> What the task requires
Locate the lines where "单位名称" occurs and copy them as they stand.

* start Records provided *

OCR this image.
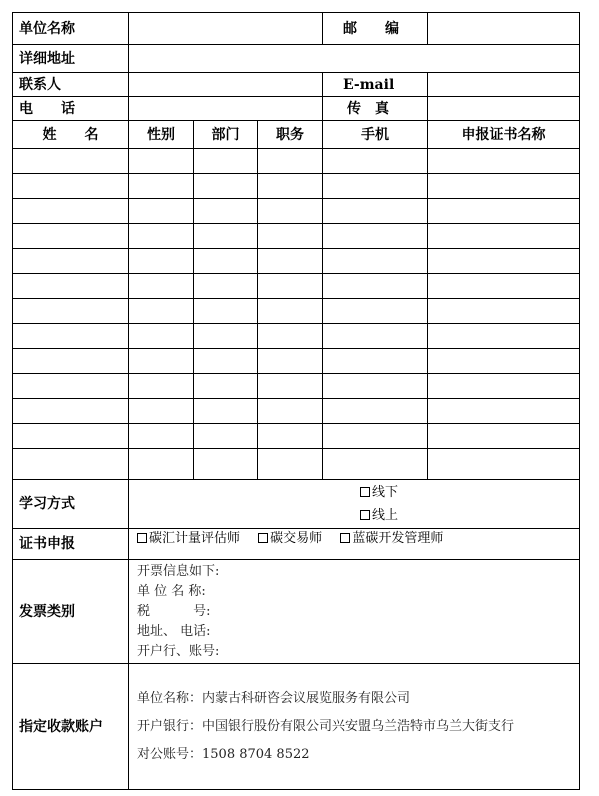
单位名称				邮　　编	
详细地址					
联系人				E-mail	
电　　话				传　真	
姓　　名	性别	部门	职务	手机	申报证书名称

学习方式	线下
线上				

证书申报	碳汇计量评估师 碳交易师 蓝碳开发管理师				
发票类别	开票信息如下:
单 位 名 称:
税　　　 号:
地址、 电话:
开户行、账号:				

指定收款账户	单位名称：内蒙古科研咨会议展览服务有限公司
开户银行：中国银行股份有限公司兴安盟乌兰浩特市乌兰大街支行
对公账号：1508 8704 8522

* end Records provided *

> The completed task
单位名称				邮　　编	
指定收款账户	单位名称：内蒙古科研咨会议展览服务有限公司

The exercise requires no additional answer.